◆ **Problem to solve**
Look through the data below. Pick out the lines holding the string "TWAIN".

* START Entries supplied *

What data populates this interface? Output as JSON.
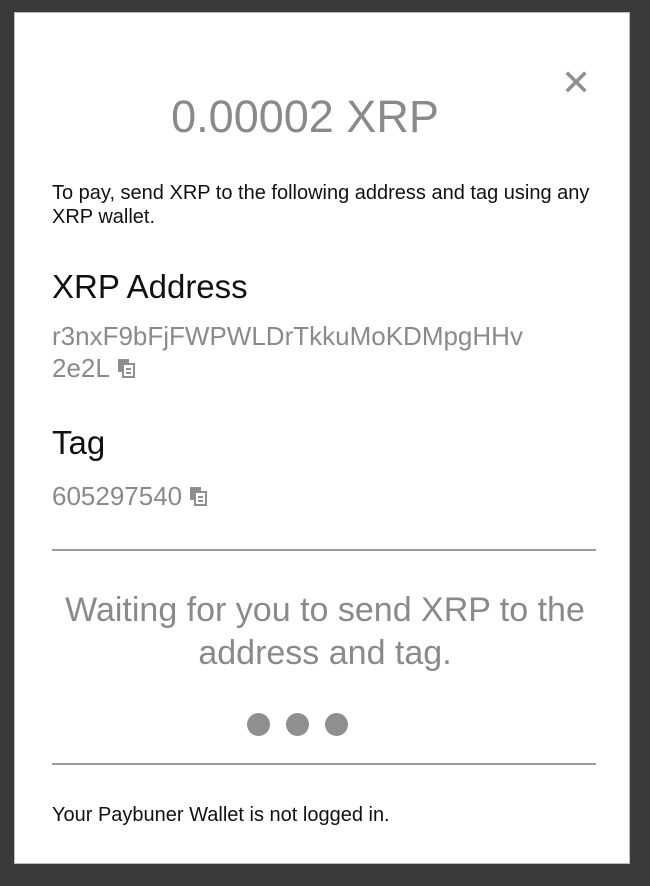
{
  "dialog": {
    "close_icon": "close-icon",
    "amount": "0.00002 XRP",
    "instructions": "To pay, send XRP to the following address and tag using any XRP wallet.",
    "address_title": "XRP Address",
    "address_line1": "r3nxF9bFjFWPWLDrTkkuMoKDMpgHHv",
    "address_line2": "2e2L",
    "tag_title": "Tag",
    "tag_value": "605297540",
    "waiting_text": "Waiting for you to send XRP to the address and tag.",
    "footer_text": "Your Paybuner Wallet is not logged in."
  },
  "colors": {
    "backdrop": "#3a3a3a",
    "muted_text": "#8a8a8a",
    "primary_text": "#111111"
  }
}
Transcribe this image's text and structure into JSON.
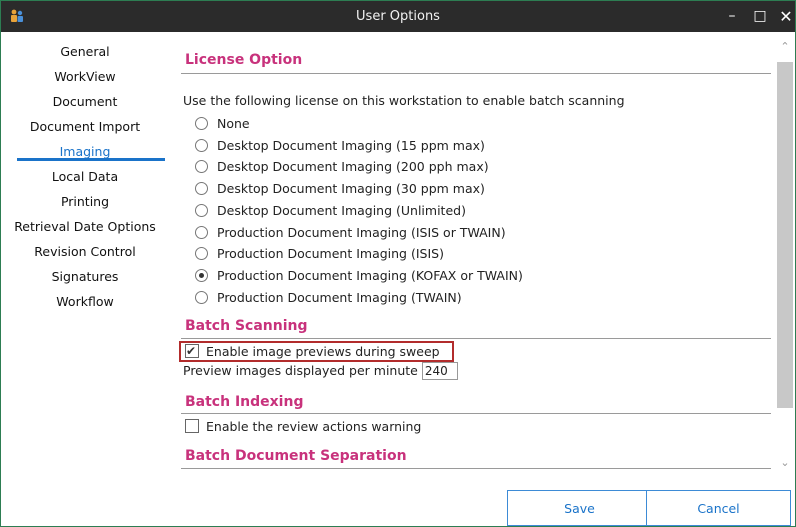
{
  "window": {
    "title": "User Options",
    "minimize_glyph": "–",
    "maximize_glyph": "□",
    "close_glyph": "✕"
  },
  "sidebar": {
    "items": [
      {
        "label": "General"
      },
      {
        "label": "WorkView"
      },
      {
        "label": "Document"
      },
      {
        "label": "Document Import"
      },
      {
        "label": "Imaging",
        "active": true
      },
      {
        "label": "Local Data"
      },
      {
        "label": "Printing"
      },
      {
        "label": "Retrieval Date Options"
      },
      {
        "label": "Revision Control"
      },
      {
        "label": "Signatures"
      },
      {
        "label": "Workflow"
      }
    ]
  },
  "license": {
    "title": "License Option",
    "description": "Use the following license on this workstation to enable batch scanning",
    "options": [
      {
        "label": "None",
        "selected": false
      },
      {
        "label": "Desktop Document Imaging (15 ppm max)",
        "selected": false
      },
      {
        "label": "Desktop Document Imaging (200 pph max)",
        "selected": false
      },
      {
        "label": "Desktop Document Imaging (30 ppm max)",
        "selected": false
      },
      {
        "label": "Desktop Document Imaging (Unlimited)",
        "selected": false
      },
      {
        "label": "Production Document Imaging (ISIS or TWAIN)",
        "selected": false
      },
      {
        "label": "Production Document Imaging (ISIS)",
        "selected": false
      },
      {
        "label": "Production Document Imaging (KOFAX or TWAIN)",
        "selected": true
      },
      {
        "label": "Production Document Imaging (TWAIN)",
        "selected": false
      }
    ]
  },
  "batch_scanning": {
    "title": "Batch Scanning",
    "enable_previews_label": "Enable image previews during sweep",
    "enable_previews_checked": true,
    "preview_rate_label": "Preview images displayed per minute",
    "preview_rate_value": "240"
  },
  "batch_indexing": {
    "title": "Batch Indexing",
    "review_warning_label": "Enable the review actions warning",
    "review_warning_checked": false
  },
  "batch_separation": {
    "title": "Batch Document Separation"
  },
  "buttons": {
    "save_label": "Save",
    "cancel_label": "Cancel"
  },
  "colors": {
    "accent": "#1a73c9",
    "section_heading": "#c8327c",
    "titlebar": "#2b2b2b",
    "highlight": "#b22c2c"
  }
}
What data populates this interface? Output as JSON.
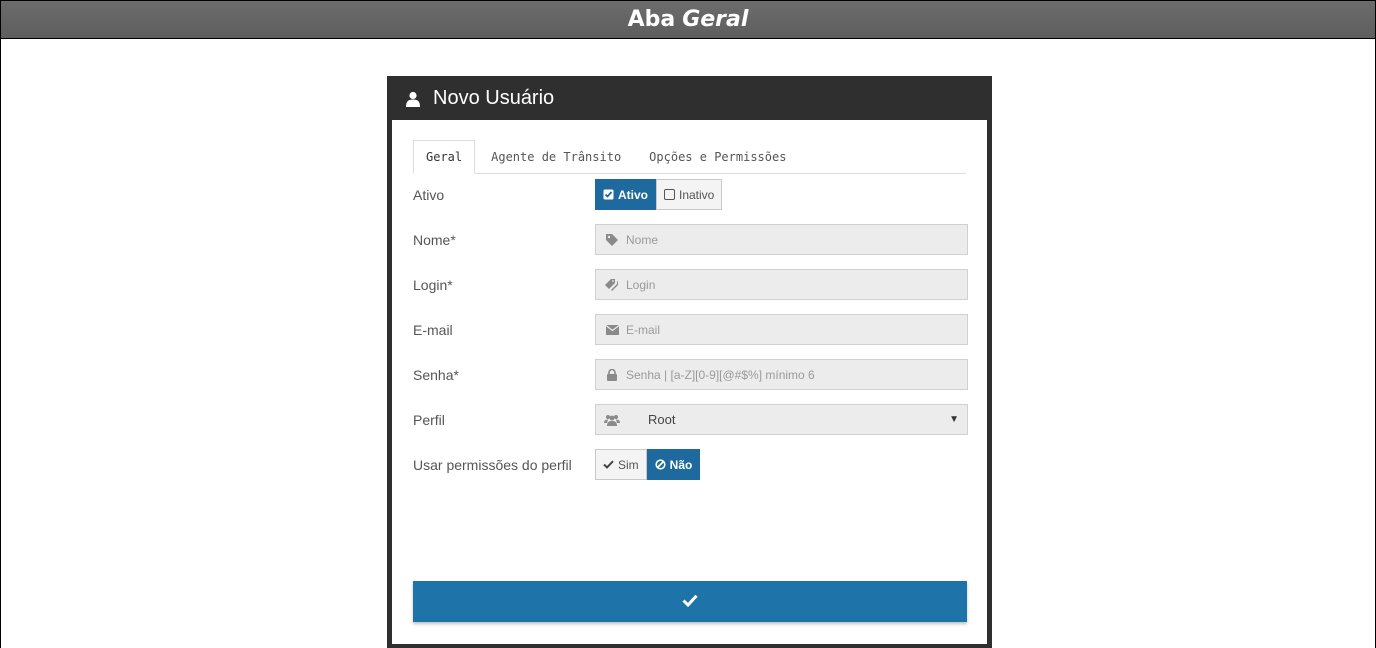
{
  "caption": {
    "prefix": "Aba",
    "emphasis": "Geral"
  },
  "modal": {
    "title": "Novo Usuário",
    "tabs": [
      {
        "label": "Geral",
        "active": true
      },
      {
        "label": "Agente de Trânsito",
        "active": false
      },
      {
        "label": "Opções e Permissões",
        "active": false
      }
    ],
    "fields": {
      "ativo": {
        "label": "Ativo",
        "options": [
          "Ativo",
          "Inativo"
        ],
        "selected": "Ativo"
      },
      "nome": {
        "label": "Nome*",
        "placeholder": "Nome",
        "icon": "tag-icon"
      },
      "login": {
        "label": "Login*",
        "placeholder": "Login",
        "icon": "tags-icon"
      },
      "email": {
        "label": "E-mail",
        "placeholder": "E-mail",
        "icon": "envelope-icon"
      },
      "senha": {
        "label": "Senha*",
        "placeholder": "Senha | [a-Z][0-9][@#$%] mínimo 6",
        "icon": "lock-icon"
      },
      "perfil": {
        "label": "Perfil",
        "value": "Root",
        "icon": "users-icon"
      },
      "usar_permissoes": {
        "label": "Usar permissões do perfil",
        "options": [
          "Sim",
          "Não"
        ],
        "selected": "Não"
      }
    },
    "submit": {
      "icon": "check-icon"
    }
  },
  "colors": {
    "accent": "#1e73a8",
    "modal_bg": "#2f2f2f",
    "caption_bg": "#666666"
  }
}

* END Entries supplied *

◆ **Expected output**
        "label": "Production Document Imaging (ISIS or TWAIN)",
        "label": "Production Document Imaging (KOFAX or TWAIN)",
        "label": "Production Document Imaging (TWAIN)",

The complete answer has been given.